What you will do:
Using the listing below, report all lines holding the word "this".

*** Records ***

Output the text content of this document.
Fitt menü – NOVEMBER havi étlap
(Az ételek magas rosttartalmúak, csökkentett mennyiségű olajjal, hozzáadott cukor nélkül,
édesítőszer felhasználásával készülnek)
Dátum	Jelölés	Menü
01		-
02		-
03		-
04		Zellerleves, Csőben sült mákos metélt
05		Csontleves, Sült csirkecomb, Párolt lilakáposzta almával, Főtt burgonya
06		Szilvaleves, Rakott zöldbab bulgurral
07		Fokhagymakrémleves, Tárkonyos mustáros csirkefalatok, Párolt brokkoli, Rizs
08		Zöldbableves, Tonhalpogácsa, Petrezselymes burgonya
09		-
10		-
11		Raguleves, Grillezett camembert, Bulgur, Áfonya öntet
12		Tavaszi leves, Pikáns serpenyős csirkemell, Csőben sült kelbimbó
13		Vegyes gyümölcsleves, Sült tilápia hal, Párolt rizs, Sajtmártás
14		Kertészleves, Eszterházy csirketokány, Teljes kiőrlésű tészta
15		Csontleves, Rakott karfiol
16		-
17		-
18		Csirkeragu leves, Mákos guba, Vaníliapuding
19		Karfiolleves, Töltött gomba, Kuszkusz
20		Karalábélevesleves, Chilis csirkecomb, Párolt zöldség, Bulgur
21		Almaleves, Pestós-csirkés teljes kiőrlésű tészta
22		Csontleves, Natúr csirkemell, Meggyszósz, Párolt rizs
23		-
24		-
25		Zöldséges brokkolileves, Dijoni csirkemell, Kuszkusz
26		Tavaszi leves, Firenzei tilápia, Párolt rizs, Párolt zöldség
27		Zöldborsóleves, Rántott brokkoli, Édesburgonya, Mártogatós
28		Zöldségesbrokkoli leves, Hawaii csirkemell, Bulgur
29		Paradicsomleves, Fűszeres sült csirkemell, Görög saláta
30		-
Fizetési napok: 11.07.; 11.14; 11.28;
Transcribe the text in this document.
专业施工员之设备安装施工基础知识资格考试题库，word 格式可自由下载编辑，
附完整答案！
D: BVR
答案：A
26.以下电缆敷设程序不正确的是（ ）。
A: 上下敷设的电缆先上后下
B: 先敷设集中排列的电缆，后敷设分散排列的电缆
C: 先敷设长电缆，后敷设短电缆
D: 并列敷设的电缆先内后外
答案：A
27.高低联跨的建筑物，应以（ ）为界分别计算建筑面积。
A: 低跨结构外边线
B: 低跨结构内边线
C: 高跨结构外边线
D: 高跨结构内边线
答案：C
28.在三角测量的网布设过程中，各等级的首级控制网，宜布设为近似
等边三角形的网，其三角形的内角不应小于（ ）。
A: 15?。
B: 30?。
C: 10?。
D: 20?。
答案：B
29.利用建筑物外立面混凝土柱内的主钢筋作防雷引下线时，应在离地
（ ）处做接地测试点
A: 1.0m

***

Written answer:
Output the text content of this document.
Transcribe the text in this document.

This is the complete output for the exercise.